Dataset rows
** Start **

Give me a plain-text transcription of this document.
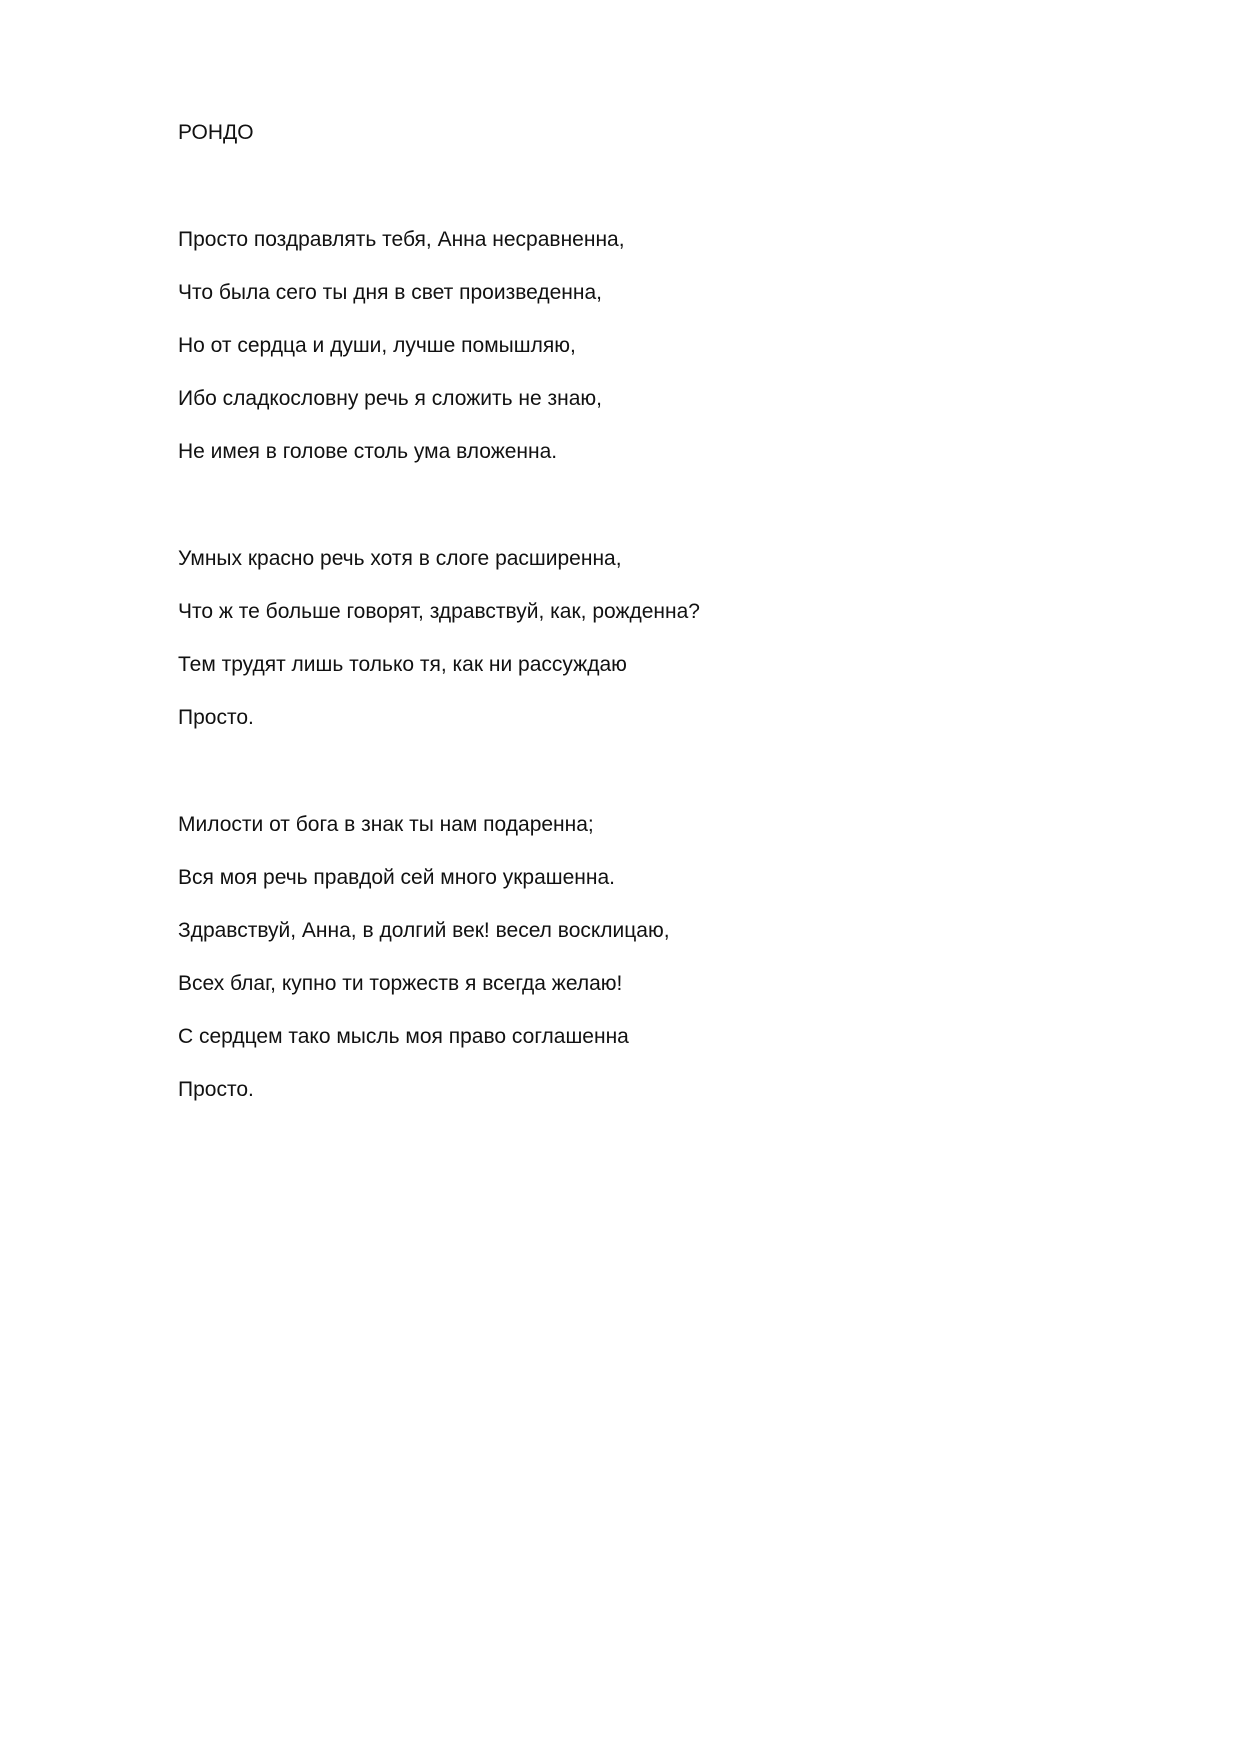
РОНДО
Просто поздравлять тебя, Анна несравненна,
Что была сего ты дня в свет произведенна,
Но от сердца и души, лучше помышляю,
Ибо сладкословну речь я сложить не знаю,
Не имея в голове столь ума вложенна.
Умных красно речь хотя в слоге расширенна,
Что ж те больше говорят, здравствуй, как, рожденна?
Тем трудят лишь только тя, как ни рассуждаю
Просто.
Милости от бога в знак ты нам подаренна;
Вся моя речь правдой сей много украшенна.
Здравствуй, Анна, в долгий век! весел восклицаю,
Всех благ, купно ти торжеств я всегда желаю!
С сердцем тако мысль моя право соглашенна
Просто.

** End **

▶ Requirements
Show every line from the entries above in which "Анна" appears.

▶ Answer
Просто поздравлять тебя, Анна несравненна,
Здравствуй, Анна, в долгий век! весел восклицаю,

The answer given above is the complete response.